▸ **TASK STATEMENT**: Report each line of the data that has "with" somewhere in it.

▸ **DATA RECORDS**:

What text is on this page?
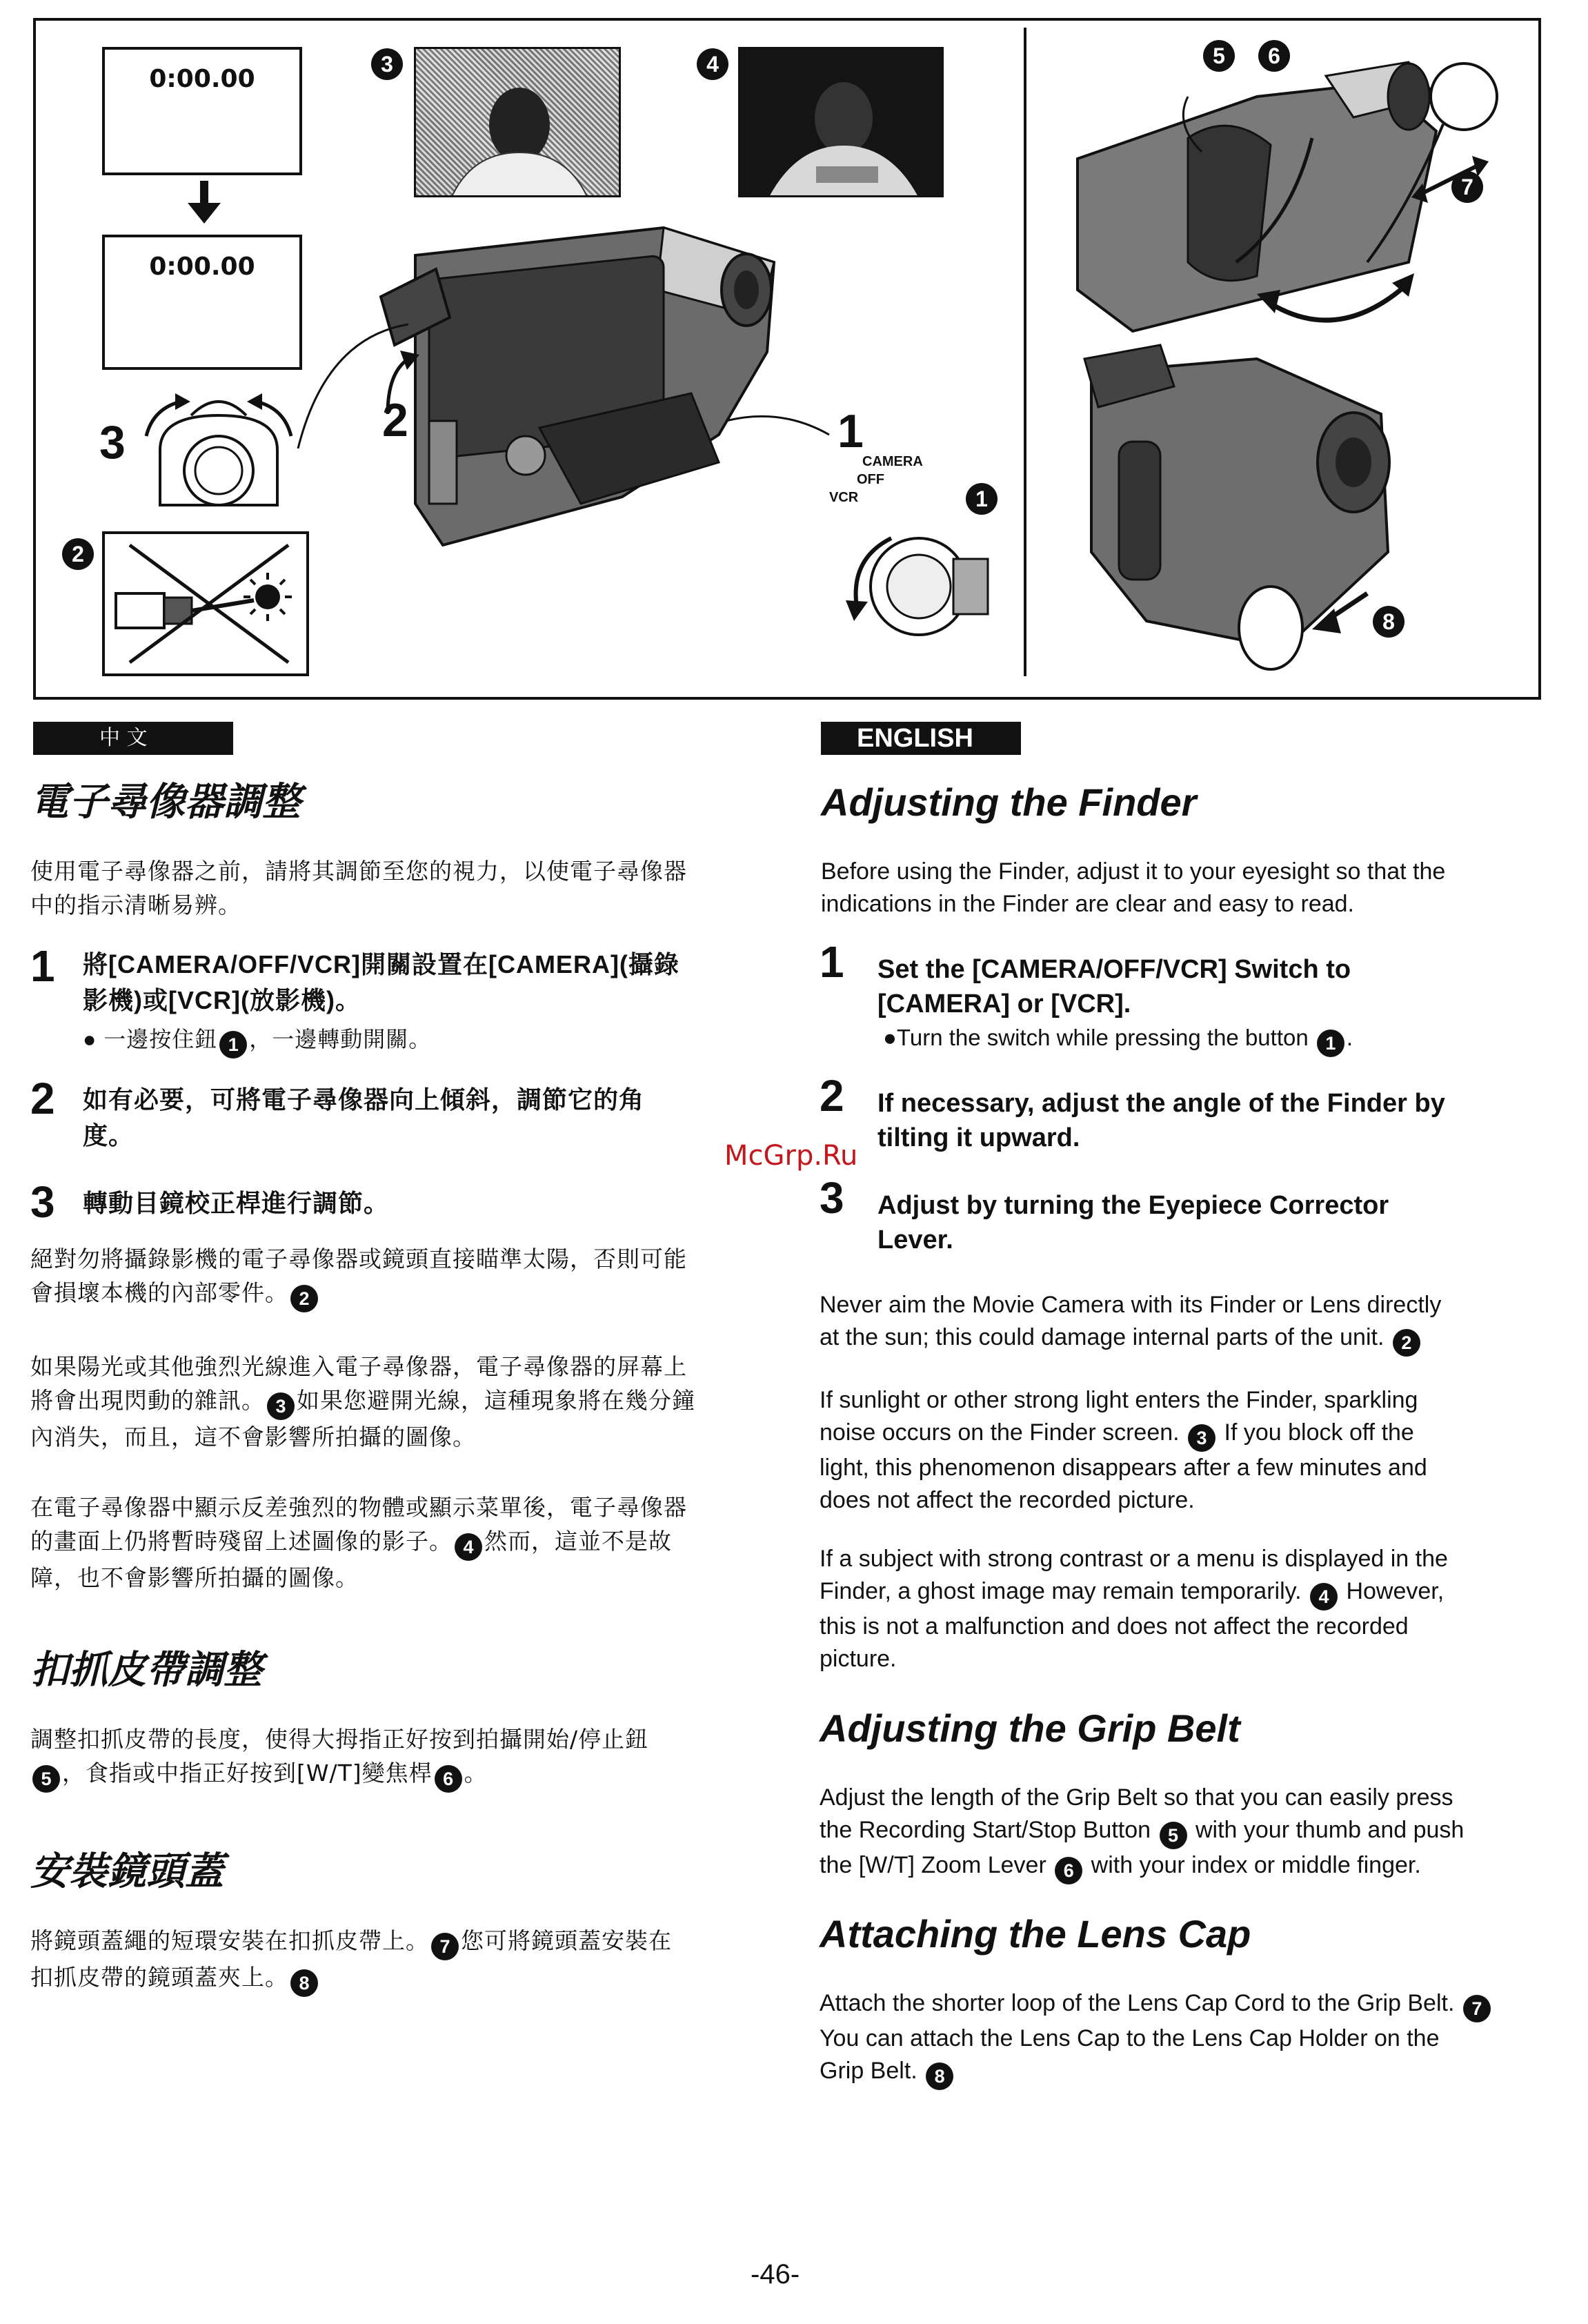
0:00.00
0:00.00
3
2
3	4
2	1
CAMERA
OFF
VCR	1
5	6
7
8
中 文
電子尋像器調整
使用電子尋像器之前，請將其調節至您的視力，以使電子尋像器
中的指示清晰易辨。
1 將[CAMERA/OFF/VCR]開關設置在[CAMERA](攝錄
影機)或[VCR](放影機)。
● 一邊按住鈕 1 ，一邊轉動開關。
2 如有必要，可將電子尋像器向上傾斜，調節它的角
度。
3 轉動目鏡校正桿進行調節。
絕對勿將攝錄影機的電子尋像器或鏡頭直接瞄準太陽，否則可能
會損壞本機的內部零件。 2
如果陽光或其他強烈光線進入電子尋像器，電子尋像器的屏幕上
將會出現閃動的雜訊。 3 如果您避開光線，這種現象將在幾分鐘
內消失，而且，這不會影響所拍攝的圖像。
在電子尋像器中顯示反差強烈的物體或顯示菜單後，電子尋像器
的畫面上仍將暫時殘留上述圖像的影子。 4 然而，這並不是故
障，也不會影響所拍攝的圖像。
扣抓皮帶調整
調整扣抓皮帶的長度，使得大拇指正好按到拍攝開始/停止鈕
5 ，食指或中指正好按到[W/T]變焦桿 6 。
安裝鏡頭蓋
將鏡頭蓋繩的短環安裝在扣抓皮帶上。 7 您可將鏡頭蓋安裝在
扣抓皮帶的鏡頭蓋夾上。 8
McGrp.Ru
ENGLISH
Adjusting the Finder
Before using the Finder, adjust it to your eyesight so that the
indications in the Finder are clear and easy to read.
1 Set the [CAMERA/OFF/VCR] Switch to
[CAMERA] or [VCR].
●Turn the switch while pressing the button 1 .
2 If necessary, adjust the angle of the Finder by
tilting it upward.
3 Adjust by turning the Eyepiece Corrector
Lever.
Never aim the Movie Camera with its Finder or Lens directly
at the sun; this could damage internal parts of the unit. 2
If sunlight or other strong light enters the Finder, sparkling
noise occurs on the Finder screen. 3 If you block off the
light, this phenomenon disappears after a few minutes and
does not affect the recorded picture.
If a subject with strong contrast or a menu is displayed in the
Finder, a ghost image may remain temporarily. 4 However,
this is not a malfunction and does not affect the recorded
picture.
Adjusting the Grip Belt
Adjust the length of the Grip Belt so that you can easily press
the Recording Start/Stop Button 5 with your thumb and push
the [W/T] Zoom Lever 6 with your index or middle finger.
Attaching the Lens Cap
Attach the shorter loop of the Lens Cap Cord to the Grip Belt. 7
You can attach the Lens Cap to the Lens Cap Holder on the
Grip Belt. 8
-46-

▸ **EXERCISE RESULT**:
Never aim the Movie Camera with its Finder or Lens directly
If a subject with strong contrast or a menu is displayed in the
the Recording Start/Stop Button 5 with your thumb and push
the [W/T] Zoom Lever 6 with your index or middle finger.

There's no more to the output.